# Start of Extracted information

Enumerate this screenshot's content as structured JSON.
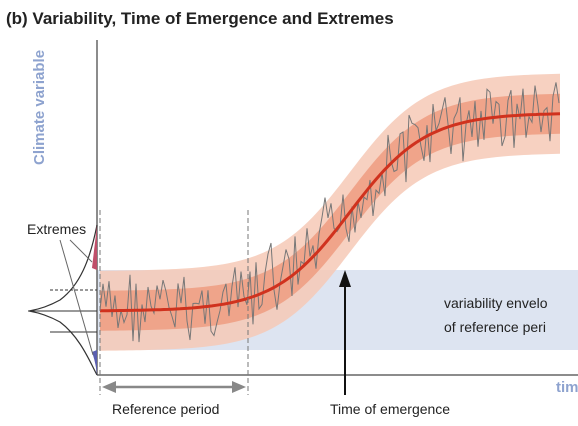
{
  "header": {
    "title": "(b) Variability, Time of Emergence and Extremes"
  },
  "axes": {
    "y_label": "Climate variable",
    "x_label": "tim"
  },
  "labels": {
    "extremes": "Extremes",
    "reference_period": "Reference period",
    "time_of_emergence": "Time of emergence",
    "envelope_line1": "variability envelo",
    "envelope_line2": "of reference peri"
  }
}
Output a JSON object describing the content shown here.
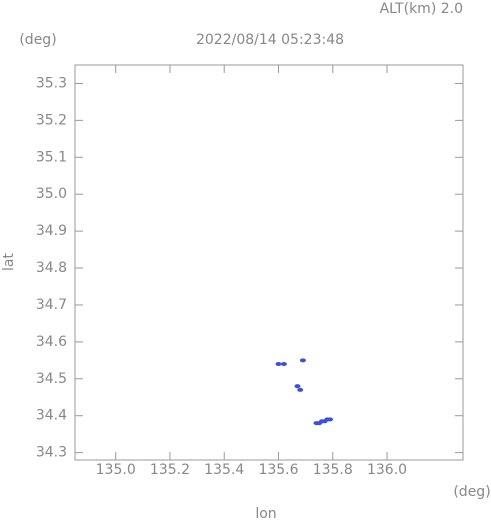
{
  "chart_data": {
    "type": "scatter",
    "title": "2022/08/14 05:23:48",
    "subtitle": "ALT(km)  2.0",
    "x_unit": "(deg)",
    "y_unit": "(deg)",
    "xlabel": "lon",
    "ylabel": "lat",
    "xlim": [
      134.85,
      136.28
    ],
    "ylim": [
      34.28,
      35.35
    ],
    "xticks": [
      {
        "value": 135.0,
        "label": "135.0"
      },
      135.2,
      135.4,
      135.6,
      135.8,
      {
        "value": 136.0,
        "label": "136.0"
      }
    ],
    "yticks": [
      34.3,
      34.4,
      34.5,
      34.6,
      34.7,
      34.8,
      34.9,
      {
        "value": 35.0,
        "label": "35.0"
      },
      35.1,
      35.2,
      35.3
    ],
    "series": [
      {
        "color": "#3c50e0",
        "x": [
          135.6,
          135.62,
          135.69,
          135.67,
          135.68,
          135.74,
          135.75,
          135.76,
          135.77,
          135.78,
          135.79
        ],
        "y": [
          34.54,
          34.54,
          34.55,
          34.48,
          34.47,
          34.38,
          34.38,
          34.385,
          34.385,
          34.39,
          34.39
        ]
      }
    ]
  }
}
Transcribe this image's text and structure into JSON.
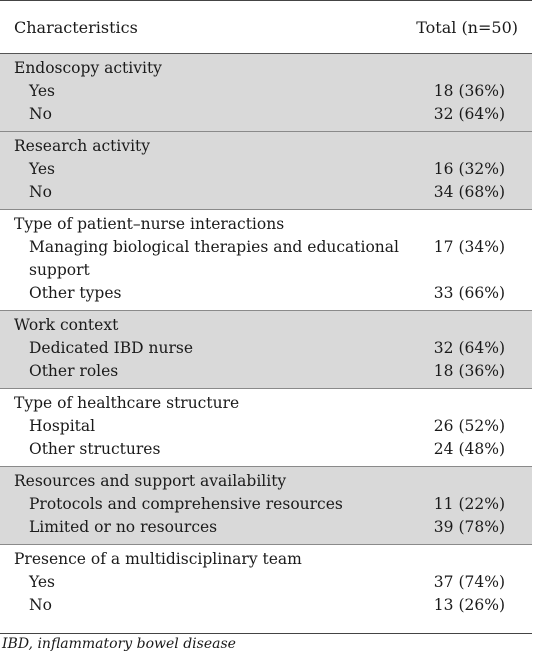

# End of Extracted information

**Task to complete:** Quote each entry above verbatim and drop the pictures.

**Full answer:**
Enumerate this screenshot's content as structured JSON.
{
  "header": {
    "title": "(b) Variability, Time of Emergence and Extremes"
  },
  "axes": {
    "y_label": "Climate variable",
    "x_label": "tim"
  },
  "labels": {
    "extremes": "Extremes",
    "reference_period": "Reference period",
    "time_of_emergence": "Time of emergence",
    "envelope_line1": "variability envelo",
    "envelope_line2": "of reference peri"
  }
}
Output a JSON object describing the content shown here.
{
  "chart_data": {
    "type": "scatter",
    "title": "2022/08/14 05:23:48",
    "subtitle": "ALT(km)  2.0",
    "x_unit": "(deg)",
    "y_unit": "(deg)",
    "xlabel": "lon",
    "ylabel": "lat",
    "xlim": [
      134.85,
      136.28
    ],
    "ylim": [
      34.28,
      35.35
    ],
    "xticks": [
      {
        "value": 135.0,
        "label": "135.0"
      },
      135.2,
      135.4,
      135.6,
      135.8,
      {
        "value": 136.0,
        "label": "136.0"
      }
    ],
    "yticks": [
      34.3,
      34.4,
      34.5,
      34.6,
      34.7,
      34.8,
      34.9,
      {
        "value": 35.0,
        "label": "35.0"
      },
      35.1,
      35.2,
      35.3
    ],
    "series": [
      {
        "color": "#3c50e0",
        "x": [
          135.6,
          135.62,
          135.69,
          135.67,
          135.68,
          135.74,
          135.75,
          135.76,
          135.77,
          135.78,
          135.79
        ],
        "y": [
          34.54,
          34.54,
          34.55,
          34.48,
          34.47,
          34.38,
          34.38,
          34.385,
          34.385,
          34.39,
          34.39
        ]
      }
    ]
  }
}
Transcribe this image's text and structure into JSON.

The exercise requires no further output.